Short problem: Reproduce the listing word for word, leaving every picture behind.

(Collected data entries)

BEGIN

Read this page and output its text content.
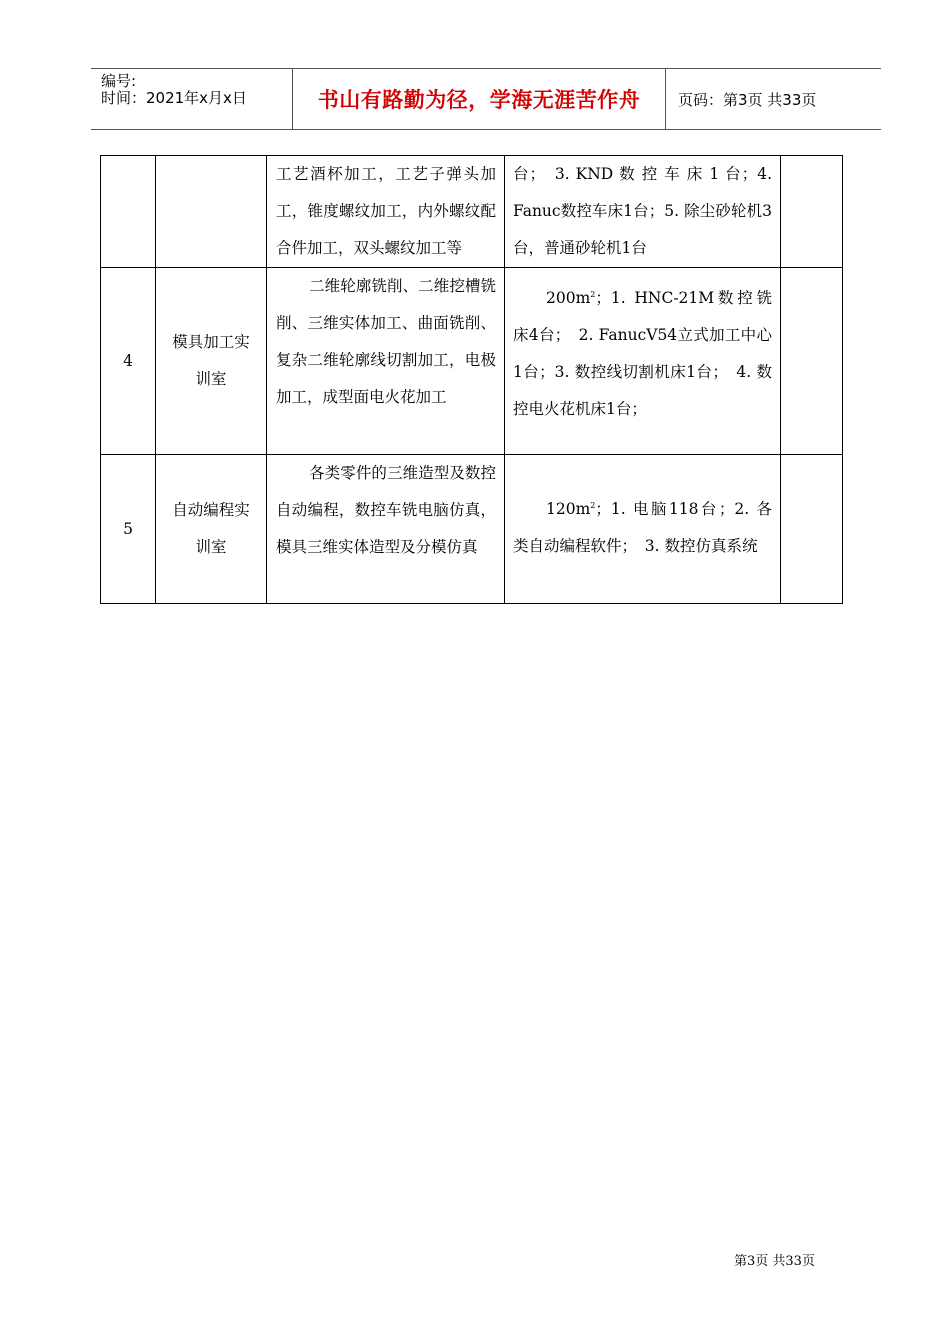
编号:
时间：2021年x月x日	书山有路勤为径，学海无涯苦作舟	页码：第3页 共33页
		工艺酒杯加工，工艺子弹头加工，锥度螺纹加工，内外螺纹配合件加工，双头螺纹加工等	台；　3. KND 数 控 车 床 1 台；4. Fanuc数控车床1台；5. 除尘砂轮机3台，普通砂轮机1台	
4	模具加工实训室	二维轮廓铣削、二维挖槽铣削、三维实体加工、曲面铣削、复杂二维轮廓线切割加工，电极加工，成型面电火花加工	$200m^2$；1. HNC-21M数控铣床4台；　2. FanucV54立式加工中心1台；3. 数控线切割机床1台；　4. 数控电火花机床1台；	
5	自动编程实训室	各类零件的三维造型及数控自动编程，数控车铣电脑仿真，模具三维实体造型及分模仿真	$120m^2$；1. 电脑118台；2. 各类自动编程软件；　3. 数控仿真系统	
第3页 共33页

END

The reply:
Read this page and output its text content.
编号:
时间：2021年x月x日	书山有路勤为径，学海无涯苦作舟	页码：第3页 共33页
		工艺酒杯加工，工艺子弹头加工，锥度螺纹加工，内外螺纹配合件加工，双头螺纹加工等	台；　3. KND 数 控 车 床 1 台；4. Fanuc数控车床1台；5. 除尘砂轮机3台，普通砂轮机1台	
4	模具加工实训室	二维轮廓铣削、二维挖槽铣削、三维实体加工、曲面铣削、复杂二维轮廓线切割加工，电极加工，成型面电火花加工	$200m^2$；1. HNC-21M数控铣床4台；　2. FanucV54立式加工中心1台；3. 数控线切割机床1台；　4. 数控电火花机床1台；	
5	自动编程实训室	各类零件的三维造型及数控自动编程，数控车铣电脑仿真，模具三维实体造型及分模仿真	$120m^2$；1. 电脑118台；2. 各类自动编程软件；　3. 数控仿真系统	
第3页 共33页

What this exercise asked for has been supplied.